EXERCISE DIRECTIONS =
Look through the entries and report how many lines include the word "Pages". Give the number alone.

DATA RECORDS =
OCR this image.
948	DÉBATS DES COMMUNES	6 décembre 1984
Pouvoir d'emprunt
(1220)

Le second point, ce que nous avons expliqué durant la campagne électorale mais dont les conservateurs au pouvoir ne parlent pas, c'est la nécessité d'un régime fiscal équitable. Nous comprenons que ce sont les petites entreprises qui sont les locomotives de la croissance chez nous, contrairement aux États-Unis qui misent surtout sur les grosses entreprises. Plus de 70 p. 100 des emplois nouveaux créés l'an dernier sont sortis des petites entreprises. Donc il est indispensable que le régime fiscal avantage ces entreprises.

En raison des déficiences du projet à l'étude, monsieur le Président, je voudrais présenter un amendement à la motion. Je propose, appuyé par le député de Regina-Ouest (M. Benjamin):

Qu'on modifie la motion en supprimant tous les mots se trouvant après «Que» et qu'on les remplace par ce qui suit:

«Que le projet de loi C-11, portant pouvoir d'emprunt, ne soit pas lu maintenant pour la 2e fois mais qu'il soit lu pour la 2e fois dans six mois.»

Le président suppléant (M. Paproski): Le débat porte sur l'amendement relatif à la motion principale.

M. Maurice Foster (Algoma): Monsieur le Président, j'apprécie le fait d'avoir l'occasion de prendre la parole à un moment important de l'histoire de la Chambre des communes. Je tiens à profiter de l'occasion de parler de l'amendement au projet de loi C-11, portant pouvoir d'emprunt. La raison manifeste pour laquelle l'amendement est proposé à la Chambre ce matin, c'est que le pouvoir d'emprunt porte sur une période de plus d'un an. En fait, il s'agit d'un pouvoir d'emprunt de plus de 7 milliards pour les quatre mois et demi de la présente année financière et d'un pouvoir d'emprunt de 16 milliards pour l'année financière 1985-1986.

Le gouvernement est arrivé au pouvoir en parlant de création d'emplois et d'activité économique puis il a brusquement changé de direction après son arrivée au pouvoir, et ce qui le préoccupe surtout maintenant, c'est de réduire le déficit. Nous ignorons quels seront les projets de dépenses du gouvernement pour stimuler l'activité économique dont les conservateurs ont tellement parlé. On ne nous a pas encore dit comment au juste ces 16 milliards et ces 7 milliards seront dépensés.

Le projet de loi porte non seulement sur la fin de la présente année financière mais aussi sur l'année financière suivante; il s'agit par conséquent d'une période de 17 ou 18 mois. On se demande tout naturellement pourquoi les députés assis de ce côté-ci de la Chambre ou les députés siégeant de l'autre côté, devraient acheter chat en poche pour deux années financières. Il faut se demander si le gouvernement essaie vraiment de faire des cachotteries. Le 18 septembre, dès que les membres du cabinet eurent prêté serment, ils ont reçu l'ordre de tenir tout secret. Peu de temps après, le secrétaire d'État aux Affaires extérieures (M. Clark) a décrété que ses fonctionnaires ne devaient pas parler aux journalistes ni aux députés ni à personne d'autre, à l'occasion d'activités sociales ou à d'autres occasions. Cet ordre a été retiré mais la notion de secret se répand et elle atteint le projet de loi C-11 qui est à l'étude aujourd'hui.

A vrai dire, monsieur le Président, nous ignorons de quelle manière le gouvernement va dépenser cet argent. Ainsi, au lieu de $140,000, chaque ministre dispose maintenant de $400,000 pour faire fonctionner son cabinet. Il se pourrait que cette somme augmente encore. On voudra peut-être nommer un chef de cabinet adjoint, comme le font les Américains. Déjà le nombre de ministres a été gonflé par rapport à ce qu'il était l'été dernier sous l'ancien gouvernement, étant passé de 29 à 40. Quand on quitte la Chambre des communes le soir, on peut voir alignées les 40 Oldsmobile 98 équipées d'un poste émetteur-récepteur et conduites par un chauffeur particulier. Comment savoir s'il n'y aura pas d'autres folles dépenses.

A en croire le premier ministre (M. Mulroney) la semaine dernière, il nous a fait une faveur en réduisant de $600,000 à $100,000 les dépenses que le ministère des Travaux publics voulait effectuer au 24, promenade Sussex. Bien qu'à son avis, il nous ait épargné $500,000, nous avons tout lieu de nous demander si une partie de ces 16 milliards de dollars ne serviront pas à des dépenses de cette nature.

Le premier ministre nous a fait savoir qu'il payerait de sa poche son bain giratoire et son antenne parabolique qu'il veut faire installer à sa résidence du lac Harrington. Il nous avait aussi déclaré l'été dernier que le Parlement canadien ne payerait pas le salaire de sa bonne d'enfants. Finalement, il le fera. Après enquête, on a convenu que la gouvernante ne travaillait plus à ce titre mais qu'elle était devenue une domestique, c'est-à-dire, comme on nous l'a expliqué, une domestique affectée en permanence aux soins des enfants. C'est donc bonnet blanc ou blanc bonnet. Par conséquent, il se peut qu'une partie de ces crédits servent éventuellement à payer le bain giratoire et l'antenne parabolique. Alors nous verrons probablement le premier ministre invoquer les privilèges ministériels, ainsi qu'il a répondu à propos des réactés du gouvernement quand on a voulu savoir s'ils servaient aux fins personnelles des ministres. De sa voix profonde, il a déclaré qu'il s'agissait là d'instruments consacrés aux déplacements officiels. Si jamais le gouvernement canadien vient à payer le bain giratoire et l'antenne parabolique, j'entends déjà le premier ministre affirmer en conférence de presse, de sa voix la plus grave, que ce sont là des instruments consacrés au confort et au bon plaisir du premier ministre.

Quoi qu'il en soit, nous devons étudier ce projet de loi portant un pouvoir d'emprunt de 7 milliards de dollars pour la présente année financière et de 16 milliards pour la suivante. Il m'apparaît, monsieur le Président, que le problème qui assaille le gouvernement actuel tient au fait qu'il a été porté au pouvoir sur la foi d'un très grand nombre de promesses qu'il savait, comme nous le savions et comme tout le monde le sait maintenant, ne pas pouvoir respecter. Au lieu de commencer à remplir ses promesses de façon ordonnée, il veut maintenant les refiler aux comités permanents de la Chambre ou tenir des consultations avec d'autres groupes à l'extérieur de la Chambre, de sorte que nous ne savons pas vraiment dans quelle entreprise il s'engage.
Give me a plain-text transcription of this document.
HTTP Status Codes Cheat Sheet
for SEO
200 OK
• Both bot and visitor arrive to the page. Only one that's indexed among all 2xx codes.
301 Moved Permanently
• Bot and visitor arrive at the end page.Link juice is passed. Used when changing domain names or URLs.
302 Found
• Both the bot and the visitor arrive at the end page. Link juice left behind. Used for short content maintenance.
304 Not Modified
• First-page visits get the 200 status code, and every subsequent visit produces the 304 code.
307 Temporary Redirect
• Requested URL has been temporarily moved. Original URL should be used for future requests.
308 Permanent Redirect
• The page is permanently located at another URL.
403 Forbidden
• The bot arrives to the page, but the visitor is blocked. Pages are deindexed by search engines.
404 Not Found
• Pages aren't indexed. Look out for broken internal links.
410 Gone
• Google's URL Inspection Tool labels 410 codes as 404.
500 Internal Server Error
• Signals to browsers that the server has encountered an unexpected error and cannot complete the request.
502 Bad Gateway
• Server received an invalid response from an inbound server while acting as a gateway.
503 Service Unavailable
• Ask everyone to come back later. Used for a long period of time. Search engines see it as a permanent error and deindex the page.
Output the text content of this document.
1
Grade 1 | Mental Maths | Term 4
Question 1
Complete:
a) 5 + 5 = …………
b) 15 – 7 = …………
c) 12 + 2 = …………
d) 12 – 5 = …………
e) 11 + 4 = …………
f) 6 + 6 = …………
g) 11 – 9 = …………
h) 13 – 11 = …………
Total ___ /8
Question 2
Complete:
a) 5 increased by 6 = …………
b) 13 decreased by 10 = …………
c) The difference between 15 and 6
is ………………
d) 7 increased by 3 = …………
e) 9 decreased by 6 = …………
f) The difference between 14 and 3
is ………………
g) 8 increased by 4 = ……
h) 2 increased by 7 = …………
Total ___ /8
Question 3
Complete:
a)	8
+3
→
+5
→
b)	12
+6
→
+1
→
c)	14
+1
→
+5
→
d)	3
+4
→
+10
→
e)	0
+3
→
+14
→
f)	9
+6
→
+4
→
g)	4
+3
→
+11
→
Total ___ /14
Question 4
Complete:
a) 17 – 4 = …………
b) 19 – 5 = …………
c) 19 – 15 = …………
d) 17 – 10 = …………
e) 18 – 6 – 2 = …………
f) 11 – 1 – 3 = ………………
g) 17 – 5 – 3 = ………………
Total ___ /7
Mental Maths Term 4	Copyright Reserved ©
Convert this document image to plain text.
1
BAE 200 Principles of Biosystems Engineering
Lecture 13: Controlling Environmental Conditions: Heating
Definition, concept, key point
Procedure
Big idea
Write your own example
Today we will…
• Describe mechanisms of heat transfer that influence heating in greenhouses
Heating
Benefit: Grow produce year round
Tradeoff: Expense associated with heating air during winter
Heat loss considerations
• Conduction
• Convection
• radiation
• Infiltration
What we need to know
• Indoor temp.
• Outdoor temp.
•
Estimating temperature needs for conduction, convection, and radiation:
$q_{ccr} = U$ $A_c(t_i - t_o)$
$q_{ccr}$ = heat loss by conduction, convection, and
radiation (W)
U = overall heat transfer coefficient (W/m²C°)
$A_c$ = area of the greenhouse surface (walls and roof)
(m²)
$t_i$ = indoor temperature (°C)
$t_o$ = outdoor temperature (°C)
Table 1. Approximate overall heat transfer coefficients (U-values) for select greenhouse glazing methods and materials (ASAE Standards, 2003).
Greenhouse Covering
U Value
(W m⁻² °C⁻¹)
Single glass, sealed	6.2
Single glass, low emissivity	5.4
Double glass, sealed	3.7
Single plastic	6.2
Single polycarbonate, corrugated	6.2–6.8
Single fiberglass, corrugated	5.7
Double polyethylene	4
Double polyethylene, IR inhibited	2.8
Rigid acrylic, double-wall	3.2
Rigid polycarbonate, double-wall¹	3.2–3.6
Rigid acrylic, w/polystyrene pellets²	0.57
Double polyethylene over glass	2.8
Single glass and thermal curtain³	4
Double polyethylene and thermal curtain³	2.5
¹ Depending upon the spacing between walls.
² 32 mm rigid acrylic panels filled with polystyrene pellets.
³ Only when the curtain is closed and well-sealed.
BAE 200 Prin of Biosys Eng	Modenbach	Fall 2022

RESULT OF THE EXERCISE =
2